#### [OPDRACHTEISEN]
Zet de hele onderstaande lijst regel voor regel om in een JSON-array van strings. Maak één string per regel en laat lege regels weg.

#### [AANGELEVERDE LIJST]
════════

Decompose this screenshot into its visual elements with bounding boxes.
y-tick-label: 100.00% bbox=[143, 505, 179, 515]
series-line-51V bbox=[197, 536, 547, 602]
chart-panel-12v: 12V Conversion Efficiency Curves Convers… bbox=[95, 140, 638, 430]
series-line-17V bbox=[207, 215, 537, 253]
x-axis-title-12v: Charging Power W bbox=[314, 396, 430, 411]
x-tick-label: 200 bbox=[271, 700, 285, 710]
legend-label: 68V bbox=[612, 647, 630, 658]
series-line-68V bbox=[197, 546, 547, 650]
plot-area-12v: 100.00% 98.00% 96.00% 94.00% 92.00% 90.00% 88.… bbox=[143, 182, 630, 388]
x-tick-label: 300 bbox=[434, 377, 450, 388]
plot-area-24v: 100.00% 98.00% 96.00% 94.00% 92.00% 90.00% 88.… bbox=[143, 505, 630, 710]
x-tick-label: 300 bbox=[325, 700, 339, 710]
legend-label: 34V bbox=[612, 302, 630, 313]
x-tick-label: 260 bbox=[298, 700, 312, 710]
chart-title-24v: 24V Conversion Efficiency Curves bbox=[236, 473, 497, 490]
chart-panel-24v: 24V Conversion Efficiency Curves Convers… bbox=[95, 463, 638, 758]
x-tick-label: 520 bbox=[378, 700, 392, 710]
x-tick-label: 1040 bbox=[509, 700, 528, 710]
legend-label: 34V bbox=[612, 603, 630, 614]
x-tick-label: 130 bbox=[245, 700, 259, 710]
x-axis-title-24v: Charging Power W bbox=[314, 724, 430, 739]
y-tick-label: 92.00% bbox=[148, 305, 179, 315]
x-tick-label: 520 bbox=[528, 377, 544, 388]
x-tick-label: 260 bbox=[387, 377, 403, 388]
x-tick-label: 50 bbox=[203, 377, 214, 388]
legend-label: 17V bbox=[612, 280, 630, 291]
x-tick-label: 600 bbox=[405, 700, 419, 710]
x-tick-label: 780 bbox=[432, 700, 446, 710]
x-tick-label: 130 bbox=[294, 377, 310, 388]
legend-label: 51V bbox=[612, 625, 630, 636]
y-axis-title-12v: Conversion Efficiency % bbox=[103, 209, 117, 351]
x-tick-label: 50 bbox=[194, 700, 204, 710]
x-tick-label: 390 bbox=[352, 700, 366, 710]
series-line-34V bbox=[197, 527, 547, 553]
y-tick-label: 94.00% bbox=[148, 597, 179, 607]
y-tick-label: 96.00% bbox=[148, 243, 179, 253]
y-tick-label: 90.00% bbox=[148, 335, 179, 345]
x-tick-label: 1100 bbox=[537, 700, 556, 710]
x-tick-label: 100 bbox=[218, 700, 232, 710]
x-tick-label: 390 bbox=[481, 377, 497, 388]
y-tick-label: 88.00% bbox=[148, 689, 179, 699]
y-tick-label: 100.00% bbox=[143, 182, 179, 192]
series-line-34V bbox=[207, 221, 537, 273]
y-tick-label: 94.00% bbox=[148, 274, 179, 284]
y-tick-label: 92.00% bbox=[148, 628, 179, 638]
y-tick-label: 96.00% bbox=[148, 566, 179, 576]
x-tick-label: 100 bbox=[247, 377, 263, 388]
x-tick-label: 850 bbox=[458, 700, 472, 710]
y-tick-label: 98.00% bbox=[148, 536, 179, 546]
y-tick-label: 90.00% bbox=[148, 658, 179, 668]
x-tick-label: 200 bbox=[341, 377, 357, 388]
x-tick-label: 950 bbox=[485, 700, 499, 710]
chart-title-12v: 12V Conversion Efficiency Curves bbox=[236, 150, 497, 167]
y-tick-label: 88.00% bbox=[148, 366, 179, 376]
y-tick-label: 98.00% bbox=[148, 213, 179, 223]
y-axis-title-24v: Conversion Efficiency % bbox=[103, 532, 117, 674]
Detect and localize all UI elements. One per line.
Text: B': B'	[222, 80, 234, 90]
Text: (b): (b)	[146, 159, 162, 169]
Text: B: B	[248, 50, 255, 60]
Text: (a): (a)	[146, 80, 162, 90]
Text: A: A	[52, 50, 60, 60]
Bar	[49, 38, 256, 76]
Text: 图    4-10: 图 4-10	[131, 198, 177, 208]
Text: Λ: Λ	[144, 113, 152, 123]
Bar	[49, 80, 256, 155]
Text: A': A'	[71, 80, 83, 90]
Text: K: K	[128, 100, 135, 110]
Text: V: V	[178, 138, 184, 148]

════════

#### [VOLLEDIG ANTWOORD]
[
  "Decompose this screenshot into its visual elements with bounding boxes.",
  "y-tick-label: 100.00% bbox=[143, 505, 179, 515]",
  "series-line-51V bbox=[197, 536, 547, 602]",
  "chart-panel-12v: 12V Conversion Efficiency Curves Convers… bbox=[95, 140, 638, 430]",
  "series-line-17V bbox=[207, 215, 537, 253]",
  "x-axis-title-12v: Charging Power W bbox=[314, 396, 430, 411]",
  "x-tick-label: 200 bbox=[271, 700, 285, 710]",
  "legend-label: 68V bbox=[612, 647, 630, 658]",
  "series-line-68V bbox=[197, 546, 547, 650]",
  "plot-area-12v: 100.00% 98.00% 96.00% 94.00% 92.00% 90.00% 88.… bbox=[143, 182, 630, 388]",
  "x-tick-label: 300 bbox=[434, 377, 450, 388]",
  "plot-area-24v: 100.00% 98.00% 96.00% 94.00% 92.00% 90.00% 88.… bbox=[143, 505, 630, 710]",
  "x-tick-label: 300 bbox=[325, 700, 339, 710]",
  "legend-label: 34V bbox=[612, 302, 630, 313]",
  "x-tick-label: 260 bbox=[298, 700, 312, 710]",
  "chart-title-24v: 24V Conversion Efficiency Curves bbox=[236, 473, 497, 490]",
  "chart-panel-24v: 24V Conversion Efficiency Curves Convers… bbox=[95, 463, 638, 758]",
  "x-tick-label: 520 bbox=[378, 700, 392, 710]",
  "x-tick-label: 1040 bbox=[509, 700, 528, 710]",
  "legend-label: 34V bbox=[612, 603, 630, 614]",
  "x-tick-label: 130 bbox=[245, 700, 259, 710]",
  "x-axis-title-24v: Charging Power W bbox=[314, 724, 430, 739]",
  "y-tick-label: 92.00% bbox=[148, 305, 179, 315]",
  "x-tick-label: 520 bbox=[528, 377, 544, 388]",
  "x-tick-label: 260 bbox=[387, 377, 403, 388]",
  "x-tick-label: 50 bbox=[203, 377, 214, 388]",
  "legend-label: 17V bbox=[612, 280, 630, 291]",
  "x-tick-label: 600 bbox=[405, 700, 419, 710]",
  "x-tick-label: 780 bbox=[432, 700, 446, 710]",
  "x-tick-label: 130 bbox=[294, 377, 310, 388]",
  "legend-label: 51V bbox=[612, 625, 630, 636]",
  "y-axis-title-12v: Conversion Efficiency % bbox=[103, 209, 117, 351]",
  "x-tick-label: 50 bbox=[194, 700, 204, 710]",
  "x-tick-label: 390 bbox=[352, 700, 366, 710]",
  "series-line-34V bbox=[197, 527, 547, 553]",
  "y-tick-label: 94.00% bbox=[148, 597, 179, 607]",
  "y-tick-label: 96.00% bbox=[148, 243, 179, 253]",
  "y-tick-label: 90.00% bbox=[148, 335, 179, 345]",
  "x-tick-label: 1100 bbox=[537, 700, 556, 710]",
  "x-tick-label: 100 bbox=[218, 700, 232, 710]",
  "x-tick-label: 390 bbox=[481, 377, 497, 388]",
  "y-tick-label: 88.00% bbox=[148, 689, 179, 699]",
  "y-tick-label: 100.00% bbox=[143, 182, 179, 192]",
  "series-line-34V bbox=[207, 221, 537, 273]",
  "y-tick-label: 94.00% bbox=[148, 274, 179, 284]",
  "y-tick-label: 92.00% bbox=[148, 628, 179, 638]",
  "y-tick-label: 96.00% bbox=[148, 566, 179, 576]",
  "x-tick-label: 100 bbox=[247, 377, 263, 388]",
  "x-tick-label: 850 bbox=[458, 700, 472, 710]",
  "y-tick-label: 98.00% bbox=[148, 536, 179, 546]",
  "y-tick-label: 90.00% bbox=[148, 658, 179, 668]",
  "x-tick-label: 200 bbox=[341, 377, 357, 388]",
  "x-tick-label: 950 bbox=[485, 700, 499, 710]",
  "chart-title-12v: 12V Conversion Efficiency Curves bbox=[236, 150, 497, 167]",
  "y-tick-label: 88.00% bbox=[148, 366, 179, 376]",
  "y-tick-label: 98.00% bbox=[148, 213, 179, 223]",
  "y-axis-title-24v: Conversion Efficiency % bbox=[103, 532, 117, 674]",
  "Detect and localize all UI elements. One per line.",
  "Text: B': B'\t[222, 80, 234, 90]",
  "Text: (b): (b)\t[146, 159, 162, 169]",
  "Text: B: B\t[248, 50, 255, 60]",
  "Text: (a): (a)\t[146, 80, 162, 90]",
  "Text: A: A\t[52, 50, 60, 60]",
  "Bar\t[49, 38, 256, 76]",
  "Text: 图    4-10: 图 4-10\t[131, 198, 177, 208]",
  "Text: Λ: Λ\t[144, 113, 152, 123]",
  "Bar\t[49, 80, 256, 155]",
  "Text: A': A'\t[71, 80, 83, 90]",
  "Text: K: K\t[128, 100, 135, 110]",
  "Text: V: V\t[178, 138, 184, 148]"
]